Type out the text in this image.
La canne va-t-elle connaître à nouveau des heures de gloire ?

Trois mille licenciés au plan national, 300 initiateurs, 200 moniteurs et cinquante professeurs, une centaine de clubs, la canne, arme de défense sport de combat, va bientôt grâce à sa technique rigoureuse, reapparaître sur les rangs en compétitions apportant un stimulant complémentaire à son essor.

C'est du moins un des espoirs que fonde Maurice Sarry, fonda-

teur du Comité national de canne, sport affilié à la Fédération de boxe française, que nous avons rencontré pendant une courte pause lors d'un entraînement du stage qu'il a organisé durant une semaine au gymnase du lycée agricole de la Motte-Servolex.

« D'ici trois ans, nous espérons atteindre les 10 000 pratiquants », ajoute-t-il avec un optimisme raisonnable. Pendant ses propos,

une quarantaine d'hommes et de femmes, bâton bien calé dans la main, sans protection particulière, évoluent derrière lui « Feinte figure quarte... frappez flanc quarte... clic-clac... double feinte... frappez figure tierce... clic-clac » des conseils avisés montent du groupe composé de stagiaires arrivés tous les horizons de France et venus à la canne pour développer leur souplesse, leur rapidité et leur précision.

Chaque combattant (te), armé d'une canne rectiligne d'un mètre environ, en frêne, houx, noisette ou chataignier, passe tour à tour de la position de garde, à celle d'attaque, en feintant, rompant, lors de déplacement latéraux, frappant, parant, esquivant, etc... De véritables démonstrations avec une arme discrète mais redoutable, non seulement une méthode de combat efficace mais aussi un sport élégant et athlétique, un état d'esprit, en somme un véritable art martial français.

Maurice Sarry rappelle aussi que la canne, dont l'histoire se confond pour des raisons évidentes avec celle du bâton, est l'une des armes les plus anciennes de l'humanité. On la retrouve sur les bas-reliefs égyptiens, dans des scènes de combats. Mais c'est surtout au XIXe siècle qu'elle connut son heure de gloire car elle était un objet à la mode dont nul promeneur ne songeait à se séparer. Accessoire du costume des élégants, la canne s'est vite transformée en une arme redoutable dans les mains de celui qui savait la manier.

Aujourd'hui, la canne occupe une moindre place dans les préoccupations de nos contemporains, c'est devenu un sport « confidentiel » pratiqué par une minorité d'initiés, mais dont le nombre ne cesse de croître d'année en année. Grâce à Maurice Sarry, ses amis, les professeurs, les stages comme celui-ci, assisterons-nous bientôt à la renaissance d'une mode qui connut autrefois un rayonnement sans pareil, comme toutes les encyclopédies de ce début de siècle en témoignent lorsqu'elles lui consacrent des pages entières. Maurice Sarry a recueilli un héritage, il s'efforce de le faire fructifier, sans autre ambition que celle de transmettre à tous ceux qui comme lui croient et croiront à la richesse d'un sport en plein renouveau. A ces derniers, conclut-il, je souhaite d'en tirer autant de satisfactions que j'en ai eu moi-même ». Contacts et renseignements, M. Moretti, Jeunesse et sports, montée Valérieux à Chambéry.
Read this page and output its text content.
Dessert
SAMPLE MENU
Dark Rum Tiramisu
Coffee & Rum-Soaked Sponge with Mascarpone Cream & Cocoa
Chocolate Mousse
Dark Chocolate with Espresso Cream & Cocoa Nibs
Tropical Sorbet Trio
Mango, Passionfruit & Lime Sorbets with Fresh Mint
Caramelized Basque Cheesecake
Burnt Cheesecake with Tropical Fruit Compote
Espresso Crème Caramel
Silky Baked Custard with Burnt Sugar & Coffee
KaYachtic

→ Task instructions:
Return each line of the records above exactly as it reads.

→ Solution:
Type out the text in this image.
La canne va-t-elle connaître à nouveau des heures de gloire ?

Trois mille licenciés au plan national, 300 initiateurs, 200 moniteurs et cinquante professeurs, une centaine de clubs, la canne, arme de défense sport de combat, va bientôt grâce à sa technique rigoureuse, reapparaître sur les rangs en compétitions apportant un stimulant complémentaire à son essor.

C'est du moins un des espoirs que fonde Maurice Sarry, fonda-

teur du Comité national de canne, sport affilié à la Fédération de boxe française, que nous avons rencontré pendant une courte pause lors d'un entraînement du stage qu'il a organisé durant une semaine au gymnase du lycée agricole de la Motte-Servolex.

« D'ici trois ans, nous espérons atteindre les 10 000 pratiquants », ajoute-t-il avec un optimisme raisonnable. Pendant ses propos,

une quarantaine d'hommes et de femmes, bâton bien calé dans la main, sans protection particulière, évoluent derrière lui « Feinte figure quarte... frappez flanc quarte... clic-clac... double feinte... frappez figure tierce... clic-clac » des conseils avisés montent du groupe composé de stagiaires arrivés tous les horizons de France et venus à la canne pour développer leur souplesse, leur rapidité et leur précision.

Chaque combattant (te), armé d'une canne rectiligne d'un mètre environ, en frêne, houx, noisette ou chataignier, passe tour à tour de la position de garde, à celle d'attaque, en feintant, rompant, lors de déplacement latéraux, frappant, parant, esquivant, etc... De véritables démonstrations avec une arme discrète mais redoutable, non seulement une méthode de combat efficace mais aussi un sport élégant et athlétique, un état d'esprit, en somme un véritable art martial français.

Maurice Sarry rappelle aussi que la canne, dont l'histoire se confond pour des raisons évidentes avec celle du bâton, est l'une des armes les plus anciennes de l'humanité. On la retrouve sur les bas-reliefs égyptiens, dans des scènes de combats. Mais c'est surtout au XIXe siècle qu'elle connut son heure de gloire car elle était un objet à la mode dont nul promeneur ne songeait à se séparer. Accessoire du costume des élégants, la canne s'est vite transformée en une arme redoutable dans les mains de celui qui savait la manier.

Aujourd'hui, la canne occupe une moindre place dans les préoccupations de nos contemporains, c'est devenu un sport « confidentiel » pratiqué par une minorité d'initiés, mais dont le nombre ne cesse de croître d'année en année. Grâce à Maurice Sarry, ses amis, les professeurs, les stages comme celui-ci, assisterons-nous bientôt à la renaissance d'une mode qui connut autrefois un rayonnement sans pareil, comme toutes les encyclopédies de ce début de siècle en témoignent lorsqu'elles lui consacrent des pages entières. Maurice Sarry a recueilli un héritage, il s'efforce de le faire fructifier, sans autre ambition que celle de transmettre à tous ceux qui comme lui croient et croiront à la richesse d'un sport en plein renouveau. A ces derniers, conclut-il, je souhaite d'en tirer autant de satisfactions que j'en ai eu moi-même ». Contacts et renseignements, M. Moretti, Jeunesse et sports, montée Valérieux à Chambéry.
Read this page and output its text content.
Dessert
SAMPLE MENU
Dark Rum Tiramisu
Coffee & Rum-Soaked Sponge with Mascarpone Cream & Cocoa
Chocolate Mousse
Dark Chocolate with Espresso Cream & Cocoa Nibs
Tropical Sorbet Trio
Mango, Passionfruit & Lime Sorbets with Fresh Mint
Caramelized Basque Cheesecake
Burnt Cheesecake with Tropical Fruit Compote
Espresso Crème Caramel
Silky Baked Custard with Burnt Sugar & Coffee
KaYachtic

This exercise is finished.